GIVEN TASK: Return the whole listing, line for line, without the pictures in it.

EXERCISE MATERIAL:
....................
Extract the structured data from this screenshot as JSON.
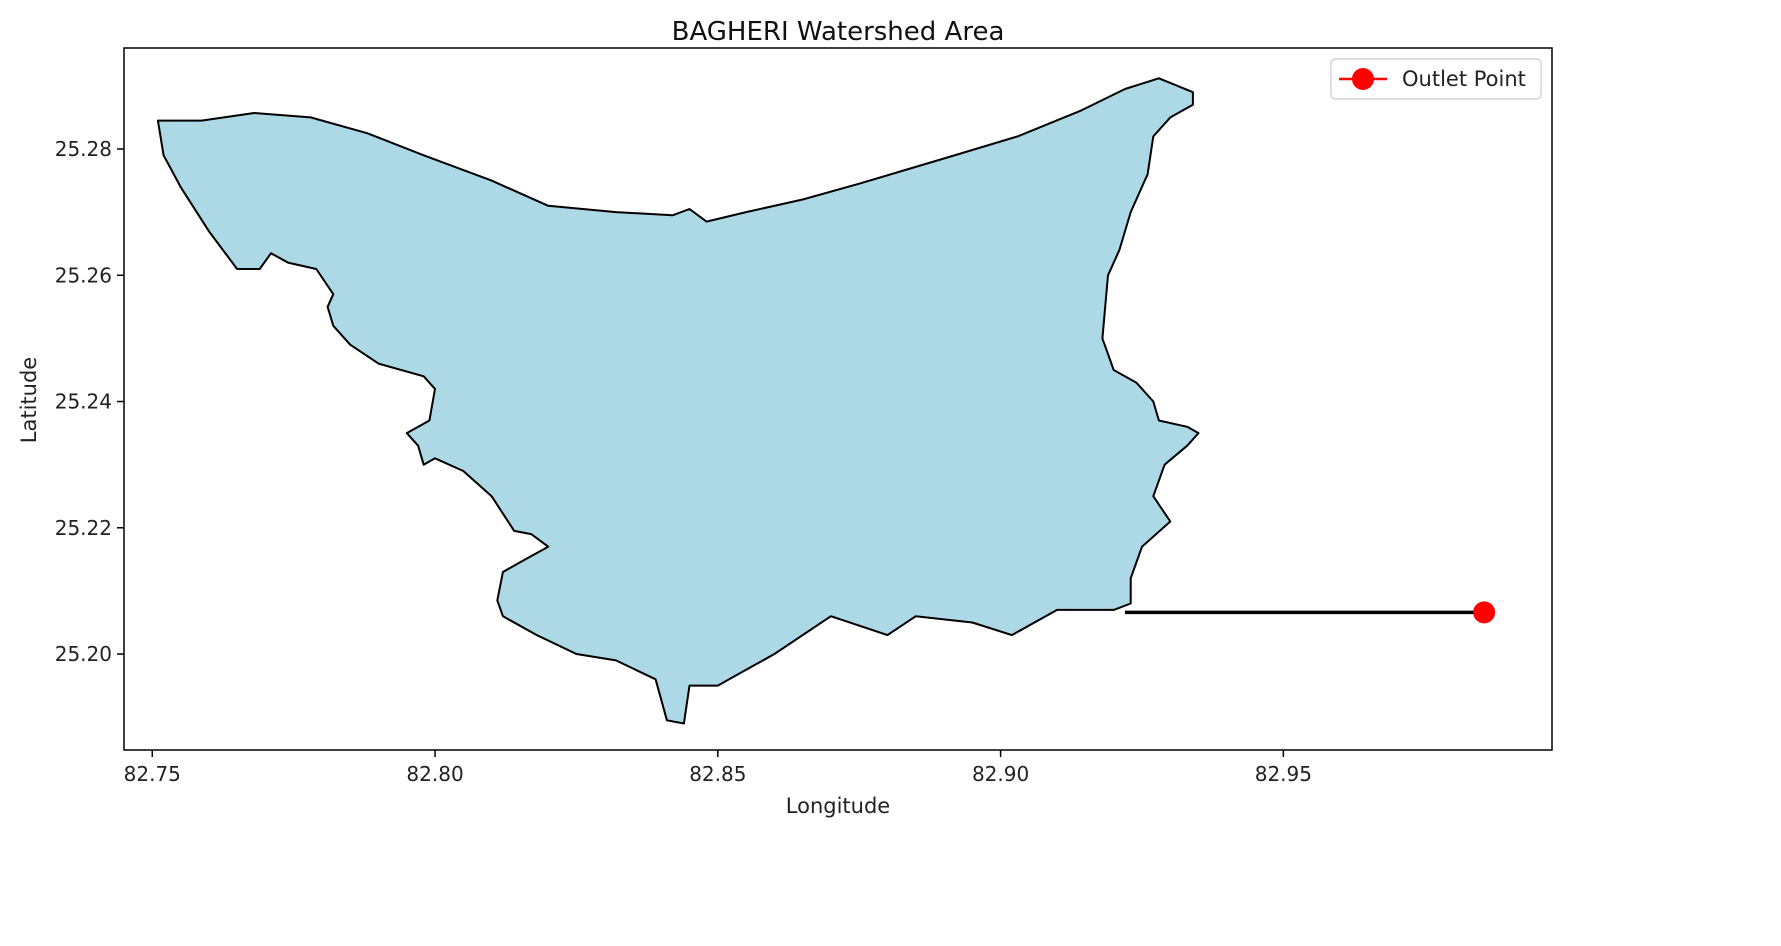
{
  "chart_data": {
    "type": "map",
    "title": "BAGHERI Watershed Area",
    "xlabel": "Longitude",
    "ylabel": "Latitude",
    "xlim": [
      82.745,
      82.9975
    ],
    "ylim": [
      25.1848,
      25.296
    ],
    "xticks": [
      82.75,
      82.8,
      82.85,
      82.9,
      82.95
    ],
    "xtick_labels": [
      "82.75",
      "82.80",
      "82.85",
      "82.90",
      "82.95"
    ],
    "yticks": [
      25.2,
      25.22,
      25.24,
      25.26,
      25.28
    ],
    "ytick_labels": [
      "25.20",
      "25.22",
      "25.24",
      "25.26",
      "25.28"
    ],
    "legend": {
      "placement": "top-right",
      "entries": [
        {
          "label": "Outlet Point",
          "color": "#ff0000",
          "marker": "circle"
        }
      ]
    },
    "watershed": {
      "fill_color": "#add8e6",
      "edge_color": "#000000",
      "boundary": [
        [
          82.7587,
          25.2845
        ],
        [
          82.768,
          25.2857
        ],
        [
          82.778,
          25.285
        ],
        [
          82.788,
          25.2825
        ],
        [
          82.798,
          25.279
        ],
        [
          82.81,
          25.275
        ],
        [
          82.82,
          25.271
        ],
        [
          82.832,
          25.27
        ],
        [
          82.842,
          25.2695
        ],
        [
          82.845,
          25.2705
        ],
        [
          82.848,
          25.2685
        ],
        [
          82.855,
          25.27
        ],
        [
          82.865,
          25.272
        ],
        [
          82.875,
          25.2745
        ],
        [
          82.89,
          25.2785
        ],
        [
          82.903,
          25.282
        ],
        [
          82.914,
          25.286
        ],
        [
          82.922,
          25.2895
        ],
        [
          82.928,
          25.2912
        ],
        [
          82.934,
          25.289
        ],
        [
          82.934,
          25.287
        ],
        [
          82.93,
          25.285
        ],
        [
          82.927,
          25.282
        ],
        [
          82.926,
          25.276
        ],
        [
          82.923,
          25.27
        ],
        [
          82.921,
          25.264
        ],
        [
          82.919,
          25.26
        ],
        [
          82.918,
          25.25
        ],
        [
          82.92,
          25.245
        ],
        [
          82.924,
          25.243
        ],
        [
          82.927,
          25.24
        ],
        [
          82.928,
          25.237
        ],
        [
          82.933,
          25.236
        ],
        [
          82.935,
          25.235
        ],
        [
          82.933,
          25.233
        ],
        [
          82.929,
          25.23
        ],
        [
          82.927,
          25.225
        ],
        [
          82.93,
          25.221
        ],
        [
          82.925,
          25.217
        ],
        [
          82.923,
          25.212
        ],
        [
          82.923,
          25.208
        ],
        [
          82.92,
          25.207
        ],
        [
          82.91,
          25.207
        ],
        [
          82.902,
          25.203
        ],
        [
          82.895,
          25.205
        ],
        [
          82.885,
          25.206
        ],
        [
          82.88,
          25.203
        ],
        [
          82.87,
          25.206
        ],
        [
          82.86,
          25.2
        ],
        [
          82.855,
          25.1975
        ],
        [
          82.85,
          25.195
        ],
        [
          82.845,
          25.195
        ],
        [
          82.844,
          25.189
        ],
        [
          82.841,
          25.1895
        ],
        [
          82.839,
          25.196
        ],
        [
          82.832,
          25.199
        ],
        [
          82.825,
          25.2
        ],
        [
          82.818,
          25.203
        ],
        [
          82.812,
          25.206
        ],
        [
          82.811,
          25.2085
        ],
        [
          82.812,
          25.213
        ],
        [
          82.816,
          25.215
        ],
        [
          82.82,
          25.217
        ],
        [
          82.817,
          25.219
        ],
        [
          82.814,
          25.2195
        ],
        [
          82.81,
          25.225
        ],
        [
          82.805,
          25.229
        ],
        [
          82.8,
          25.231
        ],
        [
          82.798,
          25.23
        ],
        [
          82.797,
          25.233
        ],
        [
          82.795,
          25.235
        ],
        [
          82.799,
          25.237
        ],
        [
          82.8,
          25.242
        ],
        [
          82.798,
          25.244
        ],
        [
          82.79,
          25.246
        ],
        [
          82.785,
          25.249
        ],
        [
          82.782,
          25.252
        ],
        [
          82.781,
          25.255
        ],
        [
          82.782,
          25.257
        ],
        [
          82.779,
          25.261
        ],
        [
          82.774,
          25.262
        ],
        [
          82.771,
          25.2635
        ],
        [
          82.769,
          25.261
        ],
        [
          82.765,
          25.261
        ],
        [
          82.76,
          25.267
        ],
        [
          82.755,
          25.274
        ],
        [
          82.752,
          25.279
        ],
        [
          82.751,
          25.2845
        ]
      ]
    },
    "outlet_point": {
      "label": "Outlet Point",
      "x": 82.9855,
      "y": 25.2066,
      "color": "#ff0000"
    },
    "connector": {
      "x1": 82.922,
      "y1": 25.2066,
      "x2": 82.9855,
      "y2": 25.2066,
      "color": "#000000"
    },
    "grid": false
  }
}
....................
CORRECT RESULT:
Extract the structured data from this screenshot as JSON.
{
  "chart_data": {
    "type": "map",
    "title": "BAGHERI Watershed Area",
    "xlabel": "Longitude",
    "ylabel": "Latitude",
    "xlim": [
      82.745,
      82.9975
    ],
    "ylim": [
      25.1848,
      25.296
    ],
    "xticks": [
      82.75,
      82.8,
      82.85,
      82.9,
      82.95
    ],
    "xtick_labels": [
      "82.75",
      "82.80",
      "82.85",
      "82.90",
      "82.95"
    ],
    "yticks": [
      25.2,
      25.22,
      25.24,
      25.26,
      25.28
    ],
    "ytick_labels": [
      "25.20",
      "25.22",
      "25.24",
      "25.26",
      "25.28"
    ],
    "legend": {
      "placement": "top-right",
      "entries": [
        {
          "label": "Outlet Point",
          "color": "#ff0000",
          "marker": "circle"
        }
      ]
    },
    "watershed": {
      "fill_color": "#add8e6",
      "edge_color": "#000000",
      "boundary": [
        [
          82.7587,
          25.2845
        ],
        [
          82.768,
          25.2857
        ],
        [
          82.778,
          25.285
        ],
        [
          82.788,
          25.2825
        ],
        [
          82.798,
          25.279
        ],
        [
          82.81,
          25.275
        ],
        [
          82.82,
          25.271
        ],
        [
          82.832,
          25.27
        ],
        [
          82.842,
          25.2695
        ],
        [
          82.845,
          25.2705
        ],
        [
          82.848,
          25.2685
        ],
        [
          82.855,
          25.27
        ],
        [
          82.865,
          25.272
        ],
        [
          82.875,
          25.2745
        ],
        [
          82.89,
          25.2785
        ],
        [
          82.903,
          25.282
        ],
        [
          82.914,
          25.286
        ],
        [
          82.922,
          25.2895
        ],
        [
          82.928,
          25.2912
        ],
        [
          82.934,
          25.289
        ],
        [
          82.934,
          25.287
        ],
        [
          82.93,
          25.285
        ],
        [
          82.927,
          25.282
        ],
        [
          82.926,
          25.276
        ],
        [
          82.923,
          25.27
        ],
        [
          82.921,
          25.264
        ],
        [
          82.919,
          25.26
        ],
        [
          82.918,
          25.25
        ],
        [
          82.92,
          25.245
        ],
        [
          82.924,
          25.243
        ],
        [
          82.927,
          25.24
        ],
        [
          82.928,
          25.237
        ],
        [
          82.933,
          25.236
        ],
        [
          82.935,
          25.235
        ],
        [
          82.933,
          25.233
        ],
        [
          82.929,
          25.23
        ],
        [
          82.927,
          25.225
        ],
        [
          82.93,
          25.221
        ],
        [
          82.925,
          25.217
        ],
        [
          82.923,
          25.212
        ],
        [
          82.923,
          25.208
        ],
        [
          82.92,
          25.207
        ],
        [
          82.91,
          25.207
        ],
        [
          82.902,
          25.203
        ],
        [
          82.895,
          25.205
        ],
        [
          82.885,
          25.206
        ],
        [
          82.88,
          25.203
        ],
        [
          82.87,
          25.206
        ],
        [
          82.86,
          25.2
        ],
        [
          82.855,
          25.1975
        ],
        [
          82.85,
          25.195
        ],
        [
          82.845,
          25.195
        ],
        [
          82.844,
          25.189
        ],
        [
          82.841,
          25.1895
        ],
        [
          82.839,
          25.196
        ],
        [
          82.832,
          25.199
        ],
        [
          82.825,
          25.2
        ],
        [
          82.818,
          25.203
        ],
        [
          82.812,
          25.206
        ],
        [
          82.811,
          25.2085
        ],
        [
          82.812,
          25.213
        ],
        [
          82.816,
          25.215
        ],
        [
          82.82,
          25.217
        ],
        [
          82.817,
          25.219
        ],
        [
          82.814,
          25.2195
        ],
        [
          82.81,
          25.225
        ],
        [
          82.805,
          25.229
        ],
        [
          82.8,
          25.231
        ],
        [
          82.798,
          25.23
        ],
        [
          82.797,
          25.233
        ],
        [
          82.795,
          25.235
        ],
        [
          82.799,
          25.237
        ],
        [
          82.8,
          25.242
        ],
        [
          82.798,
          25.244
        ],
        [
          82.79,
          25.246
        ],
        [
          82.785,
          25.249
        ],
        [
          82.782,
          25.252
        ],
        [
          82.781,
          25.255
        ],
        [
          82.782,
          25.257
        ],
        [
          82.779,
          25.261
        ],
        [
          82.774,
          25.262
        ],
        [
          82.771,
          25.2635
        ],
        [
          82.769,
          25.261
        ],
        [
          82.765,
          25.261
        ],
        [
          82.76,
          25.267
        ],
        [
          82.755,
          25.274
        ],
        [
          82.752,
          25.279
        ],
        [
          82.751,
          25.2845
        ]
      ]
    },
    "outlet_point": {
      "label": "Outlet Point",
      "x": 82.9855,
      "y": 25.2066,
      "color": "#ff0000"
    },
    "connector": {
      "x1": 82.922,
      "y1": 25.2066,
      "x2": 82.9855,
      "y2": 25.2066,
      "color": "#000000"
    },
    "grid": false
  }
}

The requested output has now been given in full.